Task statement:
Drop the pictures, then extract the listing word for word.

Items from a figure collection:
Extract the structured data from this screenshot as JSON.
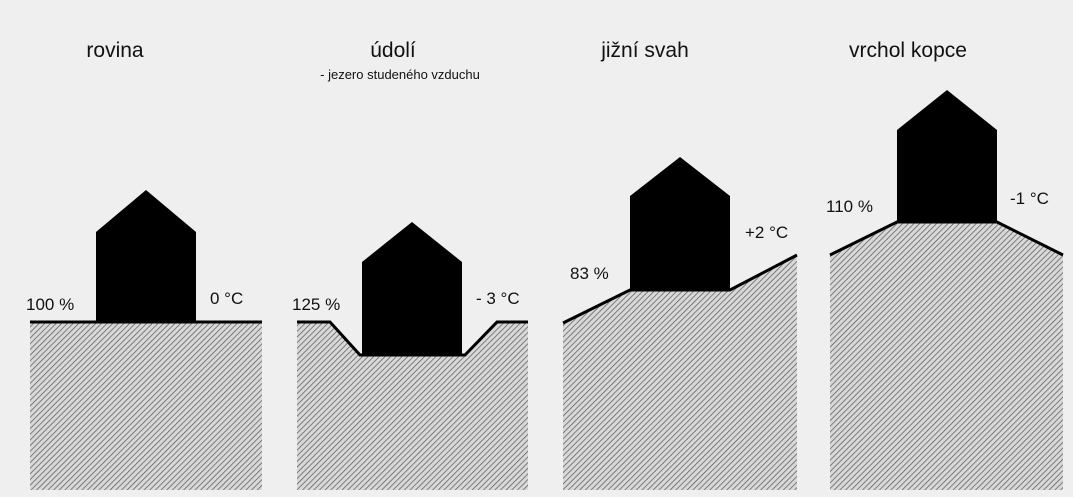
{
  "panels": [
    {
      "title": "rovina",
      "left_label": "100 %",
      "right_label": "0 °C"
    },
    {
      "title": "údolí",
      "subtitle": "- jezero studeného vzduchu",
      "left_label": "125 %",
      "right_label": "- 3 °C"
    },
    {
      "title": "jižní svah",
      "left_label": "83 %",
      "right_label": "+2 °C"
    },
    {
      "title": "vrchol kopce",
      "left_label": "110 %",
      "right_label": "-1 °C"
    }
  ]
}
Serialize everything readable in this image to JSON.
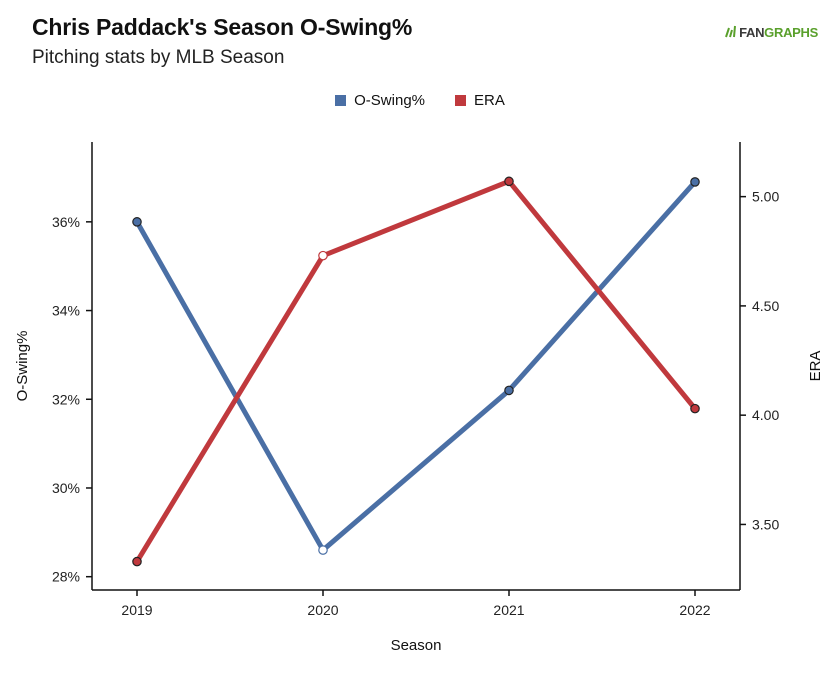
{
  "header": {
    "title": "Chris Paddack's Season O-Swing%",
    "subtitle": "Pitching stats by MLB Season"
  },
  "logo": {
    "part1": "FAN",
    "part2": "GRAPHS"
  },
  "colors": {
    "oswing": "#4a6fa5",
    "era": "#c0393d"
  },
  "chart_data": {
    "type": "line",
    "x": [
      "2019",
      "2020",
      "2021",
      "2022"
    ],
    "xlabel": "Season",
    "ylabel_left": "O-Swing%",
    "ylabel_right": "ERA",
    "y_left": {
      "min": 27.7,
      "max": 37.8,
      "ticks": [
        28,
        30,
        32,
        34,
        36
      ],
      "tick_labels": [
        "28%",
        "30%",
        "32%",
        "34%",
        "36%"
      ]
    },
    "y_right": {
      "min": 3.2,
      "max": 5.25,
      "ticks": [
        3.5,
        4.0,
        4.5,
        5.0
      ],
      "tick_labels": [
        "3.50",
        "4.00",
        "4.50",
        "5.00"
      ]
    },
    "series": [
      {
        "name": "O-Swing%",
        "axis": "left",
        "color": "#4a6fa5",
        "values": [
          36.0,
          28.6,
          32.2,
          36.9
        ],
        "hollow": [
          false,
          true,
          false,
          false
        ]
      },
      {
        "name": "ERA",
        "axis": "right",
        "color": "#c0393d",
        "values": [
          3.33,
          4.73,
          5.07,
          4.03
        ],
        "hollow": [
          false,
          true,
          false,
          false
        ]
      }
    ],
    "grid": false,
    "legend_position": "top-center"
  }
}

The output:
Extract the structured data from this screenshot as JSON.
{
  "panels": [
    {
      "title": "rovina",
      "left_label": "100 %",
      "right_label": "0 °C"
    },
    {
      "title": "údolí",
      "subtitle": "- jezero studeného vzduchu",
      "left_label": "125 %",
      "right_label": "- 3 °C"
    },
    {
      "title": "jižní svah",
      "left_label": "83 %",
      "right_label": "+2 °C"
    },
    {
      "title": "vrchol kopce",
      "left_label": "110 %",
      "right_label": "-1 °C"
    }
  ]
}
Serialize everything readable in this image to JSON.
{
  "header": {
    "title": "Chris Paddack's Season O-Swing%",
    "subtitle": "Pitching stats by MLB Season"
  },
  "logo": {
    "part1": "FAN",
    "part2": "GRAPHS"
  },
  "colors": {
    "oswing": "#4a6fa5",
    "era": "#c0393d"
  },
  "chart_data": {
    "type": "line",
    "x": [
      "2019",
      "2020",
      "2021",
      "2022"
    ],
    "xlabel": "Season",
    "ylabel_left": "O-Swing%",
    "ylabel_right": "ERA",
    "y_left": {
      "min": 27.7,
      "max": 37.8,
      "ticks": [
        28,
        30,
        32,
        34,
        36
      ],
      "tick_labels": [
        "28%",
        "30%",
        "32%",
        "34%",
        "36%"
      ]
    },
    "y_right": {
      "min": 3.2,
      "max": 5.25,
      "ticks": [
        3.5,
        4.0,
        4.5,
        5.0
      ],
      "tick_labels": [
        "3.50",
        "4.00",
        "4.50",
        "5.00"
      ]
    },
    "series": [
      {
        "name": "O-Swing%",
        "axis": "left",
        "color": "#4a6fa5",
        "values": [
          36.0,
          28.6,
          32.2,
          36.9
        ],
        "hollow": [
          false,
          true,
          false,
          false
        ]
      },
      {
        "name": "ERA",
        "axis": "right",
        "color": "#c0393d",
        "values": [
          3.33,
          4.73,
          5.07,
          4.03
        ],
        "hollow": [
          false,
          true,
          false,
          false
        ]
      }
    ],
    "grid": false,
    "legend_position": "top-center"
  }
}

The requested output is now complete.